-------- Material provided

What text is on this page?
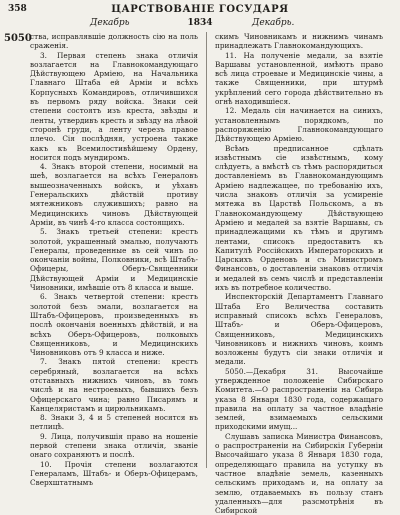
358	ЦАРСТВОВАНIЕ ГОСУДАРЯ
Декабрь	1834	Декабрь.
5050

ства, исправлявшіе должность сію на поль сраженія.

3. Первая степень знака отличія возлагается на Главнокомандующаго Дѣйствующею Арміею, на Начальника Главнаго Штаба ей Арміи и всѣхъ Корпусныхъ Командировъ, отличившихся въ первомъ ряду войска. Знаки сей степени состоятъ изъ креста, звѣзды и ленты, утвердивъ кресть и звѣзду на лѣвой сторонѣ груди, а ленту черезъ правое плечо. Сія послѣдняя, устроена также какъ къ Всемилостивѣйшему Ордену, носится подъ мундиромъ.

4. Знакъ второй степени, носимый на шеѣ, возлагается на всѣхъ Генераловъ вышеозначенныхъ войскъ, и уѣхавъ Генеральскихъ дѣйствій противу мятежниковъ служившихъ; равно на Медицинскихъ чиновъ Дѣйствующей Арміи, въ чинѣ 4-го класса состоящихъ.

5. Знакъ третьей степени: крестъ золотой, украшенный эмалью, получаютъ Генералы, проведенные въ сей чинъ по окончаніи войны, Полковники, всѣ Штабъ-Офицеры, Оберъ-Священники Дѣйствующей Арміи и Медицинскіе Чиновники, имѣвшіе отъ 8 класса и выше.

6. Знакъ четвертой степени: крестъ золотой безъ эмали, возлагается на Штабъ-Офицеровъ, произведенныхъ въ послѣ окончанія военныхъ дѣйствій, и на всѣхъ Оберъ-Офицеровъ, полковыхъ Священниковъ, и Медицинскихъ Чиновниковъ отъ 9 класса и ниже.

7. Знакъ пятой степени: крестъ серебряный, возлагается на всѣхъ отставныхъ нижнихъ чиновъ, въ томъ числѣ и на нестроевыхъ, бывшихъ безъ Офицерскаго чина; равно Писарямъ и Канцеляристамъ и цирюльникамъ.

8. Знаки 3, 4 и 5 степеней носятся въ петлицѣ.

9. Лица, получившія право на ношеніе первой степени знака отличія, званіе онаго сохраняютъ и послѣ.

10. Прочія степени возлагаются Генераламъ, Штабъ- и Оберъ-Офицерамъ, Сверхштатнымъ

скимъ Чиновникамъ и нижнимъ чинамъ принадлежатъ Главнокомандующихъ.

11. На полученіе медали, за взятіе Варшавы установленной, имѣютъ право всѣ лица строевые и Медицинскіе чины, а также Священники, при штурмѣ укрѣплений сего города дѣйствительно въ огнѣ находившіеся.

12. Медаль сія начинается на синихъ, установленнымъ порядкомъ, по распоряженію Главнокомандующаго Дѣйствующею Арміею.

Всѣмъ предписанное сдѣлать извѣстнымъ сіе извѣстнымъ, кому слѣдуетъ, а вмѣстѣ съ тѣмъ распорядиться доставленіемъ въ Главнокомандующимъ Арміею надлежащее, по требованію ихъ, числа знаковъ отличія за усмиреніе мятежа въ Царствѣ Польскомъ, а въ Главнокомандующему Дѣйствующею Арміею и медалей за взятіе Варшавы, съ принадлежащими къ тѣмъ и другимъ лентами, списокъ предоставитъ къ Капитулѣ Россійскихъ Императорскихъ и Царскихъ Орденовъ и съ Министромъ Финансовъ, о доставленіи знаковъ отличія и медалей въ семъ числѣ и представленіи ихъ въ потребное количество.

Инспекторскій Департаментъ Главнаго Штаба Его Величества составить исправный списокъ всѣхъ Генераловъ, Штабъ- и Оберъ-Офицеровъ, Священниковъ, Медицинскихъ Чиновниковъ и нижнихъ чиновъ, коимъ возложены будутъ сіи знаки отличія и медали.

5050.—Декабря 31. Высочайше утвержденное положеніе Сибирскаго Комитета.—О распространеніи на Сибирь указа 8 Января 1830 года, содержащаго правила на оплату за частное владѣніе землей, взимаемыхъ сельскими приходскими имущ...

Слушавъ записка Министра Финансовъ, о распространеніи на Сибирскія Губерніи Высочайшаго указа 8 Января 1830 года, определяющаго правила на уступку въ частное владѣніе земель, казенныхъ сельскимъ приходамъ и, на оплату за землю, отдаваемыхъ въ пользу станъ удаленныхъ—для разсмотрѣнія въ Сибирской
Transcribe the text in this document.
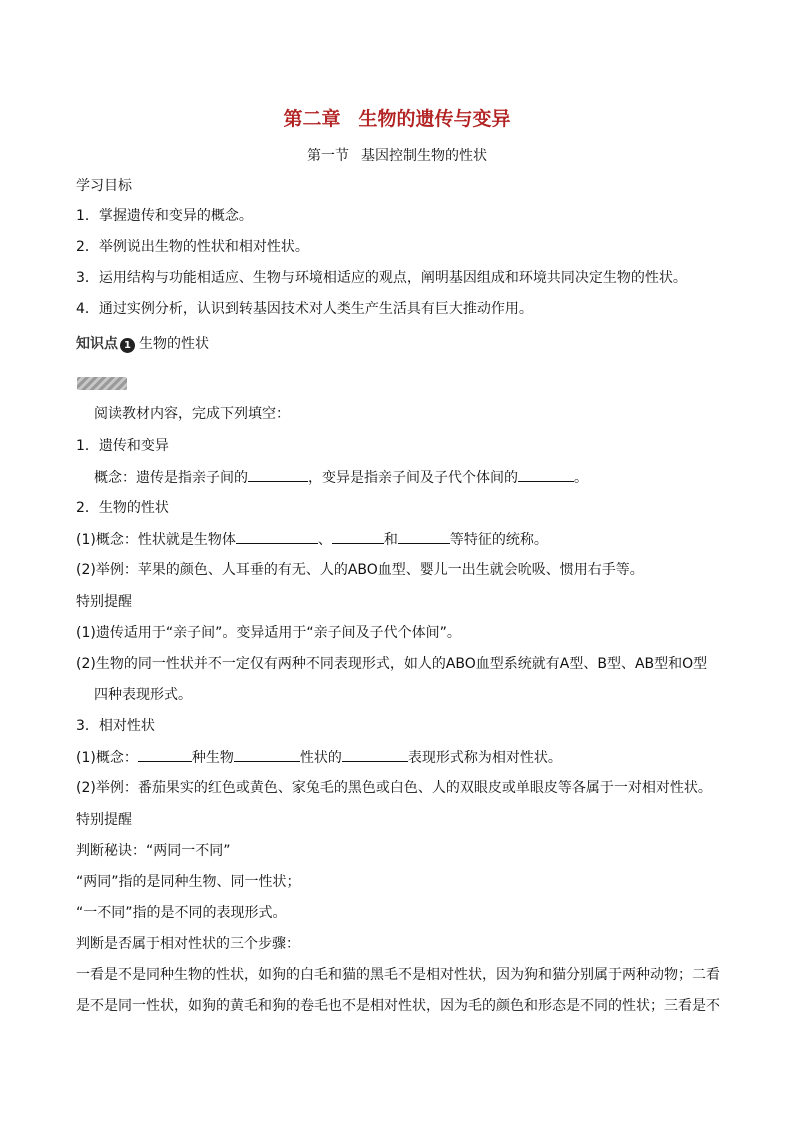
第二章 生物的遗传与变异
第一节 基因控制生物的性状
学习目标
1．掌握遗传和变异的概念。
2．举例说出生物的性状和相对性状。
3．运用结构与功能相适应、生物与环境相适应的观点，阐明基因组成和环境共同决定生物的性状。
4．通过实例分析，认识到转基因技术对人类生产生活具有巨大推动作用。
知识点 1 生物的性状
阅读教材内容，完成下列填空：
1．遗传和变异
概念：遗传是指亲子间的	，变异是指亲子间及子代个体间的	。
2．生物的性状
(1)概念：性状就是生物体	、	和	等特征的统称。
(2)举例：苹果的颜色、人耳垂的有无、人的ABO血型、婴儿一出生就会吮吸、惯用右手等。
特别提醒
(1)遗传适用于“亲子间”。变异适用于“亲子间及子代个体间”。
(2)生物的同一性状并不一定仅有两种不同表现形式，如人的ABO血型系统就有A型、B型、AB型和O型
四种表现形式。
3．相对性状
(1)概念：	种生物	性状的	表现形式称为相对性状。
(2)举例：番茄果实的红色或黄色、家兔毛的黑色或白色、人的双眼皮或单眼皮等各属于一对相对性状。
特别提醒
判断秘诀：“两同一不同”
“两同”指的是同种生物、同一性状；
“一不同”指的是不同的表现形式。
判断是否属于相对性状的三个步骤：
一看是不是同种生物的性状，如狗的白毛和猫的黑毛不是相对性状，因为狗和猫分别属于两种动物；二看
是不是同一性状，如狗的黄毛和狗的卷毛也不是相对性状，因为毛的颜色和形态是不同的性状；三看是不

----------------

**Instruction**
Find all lines where the word "text" appears. Copy them.

**Answer to this problem**
What text is on this page?
Transcribe the text in this document.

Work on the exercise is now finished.